[Excerpts from a figure dataset]

-- -- --

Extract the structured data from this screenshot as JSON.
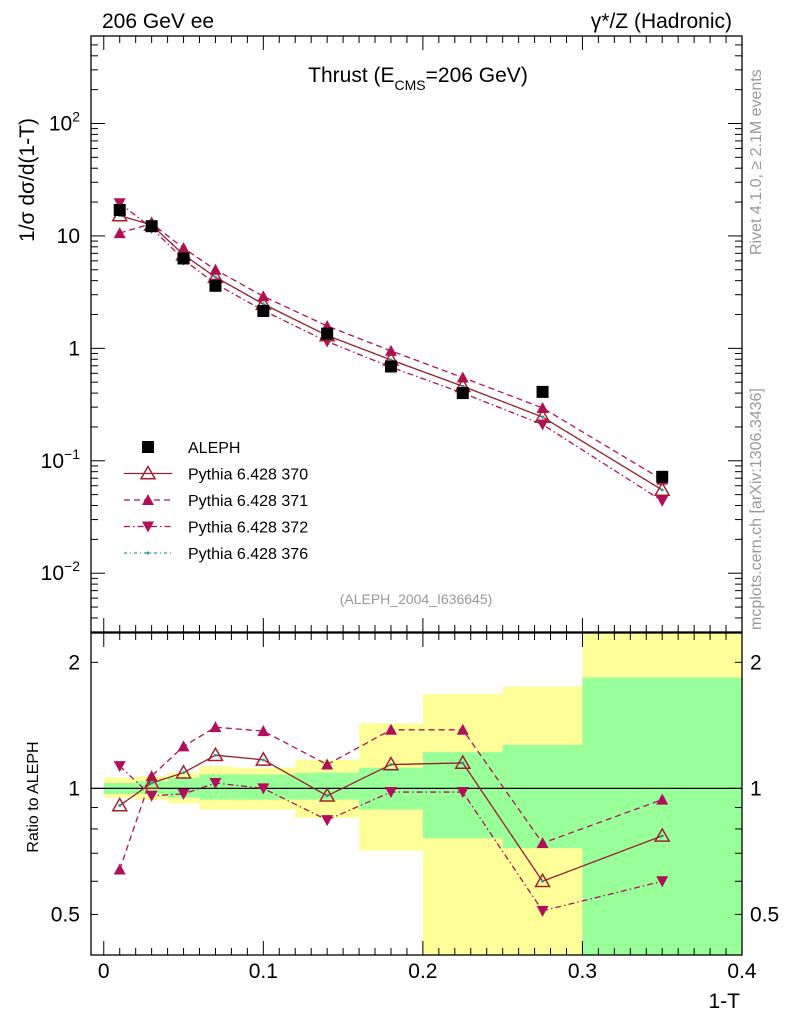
{
  "header": {
    "left": "206 GeV ee",
    "right": "γ*/Z (Hadronic)"
  },
  "side_labels": {
    "rivet": "Rivet 4.1.0, ≥ 2.1M events",
    "mcplots": "mcplots.cern.ch [arXiv:1306.3436]"
  },
  "analysis_id": "(ALEPH_2004_I636645)",
  "colors": {
    "data": "#000000",
    "pythia370": "#a02030",
    "pythia371": "#b0105a",
    "pythia372": "#b0105a",
    "pythia376": "#20a0a0",
    "band_green": "#99ff99",
    "band_yellow": "#ffff99"
  },
  "chart_data": [
    {
      "type": "line",
      "title": "Thrust (E_CMS=206 GeV)",
      "title_parts": {
        "pre": "Thrust (E",
        "sub": "CMS",
        "post": "=206 GeV)"
      },
      "ylabel": "1/σ  dσ/d(1-T)",
      "yscale": "log",
      "ylim": [
        0.003,
        600
      ],
      "xlim": [
        -0.008,
        0.4
      ],
      "ytick_labels": [
        {
          "value": 0.01,
          "base": "10",
          "exp": "−2"
        },
        {
          "value": 0.1,
          "base": "10",
          "exp": "−1"
        },
        {
          "value": 1,
          "text": "1"
        },
        {
          "value": 10,
          "text": "10"
        },
        {
          "value": 100,
          "base": "10",
          "exp": "2"
        }
      ],
      "x": [
        0.01,
        0.03,
        0.05,
        0.07,
        0.1,
        0.14,
        0.18,
        0.225,
        0.275,
        0.35
      ],
      "bin_edges": [
        0.0,
        0.02,
        0.04,
        0.06,
        0.08,
        0.12,
        0.16,
        0.2,
        0.25,
        0.3,
        0.4
      ],
      "series": [
        {
          "name": "ALEPH",
          "style": "data",
          "values": [
            17.0,
            12.2,
            6.3,
            3.6,
            2.15,
            1.35,
            0.69,
            0.4,
            0.41,
            0.072
          ]
        },
        {
          "name": "Pythia 6.428 370",
          "style": "solid-open-triangle",
          "values": [
            15.2,
            12.5,
            6.8,
            4.3,
            2.48,
            1.3,
            0.79,
            0.46,
            0.245,
            0.055
          ]
        },
        {
          "name": "Pythia 6.428 371",
          "style": "dashed-filled-triangle",
          "values": [
            10.6,
            12.9,
            7.8,
            5.0,
            2.9,
            1.58,
            0.95,
            0.55,
            0.295,
            0.068
          ]
        },
        {
          "name": "Pythia 6.428 372",
          "style": "dashdot-filled-down-triangle",
          "values": [
            19.5,
            11.8,
            6.15,
            3.75,
            2.17,
            1.15,
            0.68,
            0.4,
            0.21,
            0.044
          ]
        },
        {
          "name": "Pythia 6.428 376",
          "style": "dotdash-teal",
          "values": [
            15.2,
            12.5,
            6.8,
            4.3,
            2.48,
            1.3,
            0.79,
            0.46,
            0.245,
            0.055
          ]
        }
      ],
      "legend_position": "bottom-left"
    },
    {
      "type": "line",
      "ylabel": "Ratio to ALEPH",
      "xlabel": "1-T",
      "yscale": "log",
      "ylim": [
        0.4,
        2.35
      ],
      "xlim": [
        -0.008,
        0.4
      ],
      "ytick_labels": [
        {
          "value": 0.5,
          "text": "0.5"
        },
        {
          "value": 1,
          "text": "1"
        },
        {
          "value": 2,
          "text": "2"
        }
      ],
      "xtick_labels": [
        {
          "value": 0,
          "text": "0"
        },
        {
          "value": 0.1,
          "text": "0.1"
        },
        {
          "value": 0.2,
          "text": "0.2"
        },
        {
          "value": 0.3,
          "text": "0.3"
        },
        {
          "value": 0.4,
          "text": "0.4"
        }
      ],
      "x": [
        0.01,
        0.03,
        0.05,
        0.07,
        0.1,
        0.14,
        0.18,
        0.225,
        0.275,
        0.35
      ],
      "bands": {
        "edges": [
          0.0,
          0.02,
          0.04,
          0.06,
          0.08,
          0.12,
          0.16,
          0.2,
          0.25,
          0.3,
          0.4
        ],
        "green_low": [
          0.97,
          0.97,
          0.95,
          0.94,
          0.94,
          0.94,
          0.89,
          0.76,
          0.72,
          0.37
        ],
        "green_high": [
          1.03,
          1.04,
          1.06,
          1.08,
          1.08,
          1.09,
          1.12,
          1.22,
          1.27,
          1.84
        ],
        "yellow_low": [
          0.95,
          0.94,
          0.92,
          0.89,
          0.89,
          0.85,
          0.71,
          0.37,
          0.37,
          0.37
        ],
        "yellow_high": [
          1.06,
          1.07,
          1.09,
          1.13,
          1.12,
          1.17,
          1.43,
          1.68,
          1.75,
          2.35
        ]
      },
      "reference_line": 1,
      "series": [
        {
          "name": "Pythia 6.428 370",
          "values": [
            0.91,
            1.03,
            1.09,
            1.2,
            1.17,
            0.96,
            1.14,
            1.15,
            0.6,
            0.77
          ]
        },
        {
          "name": "Pythia 6.428 371",
          "values": [
            0.64,
            1.07,
            1.26,
            1.4,
            1.37,
            1.14,
            1.38,
            1.38,
            0.74,
            0.94
          ]
        },
        {
          "name": "Pythia 6.428 372",
          "values": [
            1.13,
            0.96,
            0.97,
            1.03,
            1.0,
            0.84,
            0.98,
            0.98,
            0.51,
            0.6
          ]
        },
        {
          "name": "Pythia 6.428 376",
          "values": [
            0.91,
            1.03,
            1.09,
            1.2,
            1.17,
            0.96,
            1.14,
            1.15,
            0.6,
            0.77
          ]
        }
      ]
    }
  ]
}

-- -- --

*Stated exercise*
Copy every single line of the material above that holds "ylabel".

*Answer to the task*
      "ylabel": "1/σ  dσ/d(1-T)",
      "ylabel": "Ratio to ALEPH",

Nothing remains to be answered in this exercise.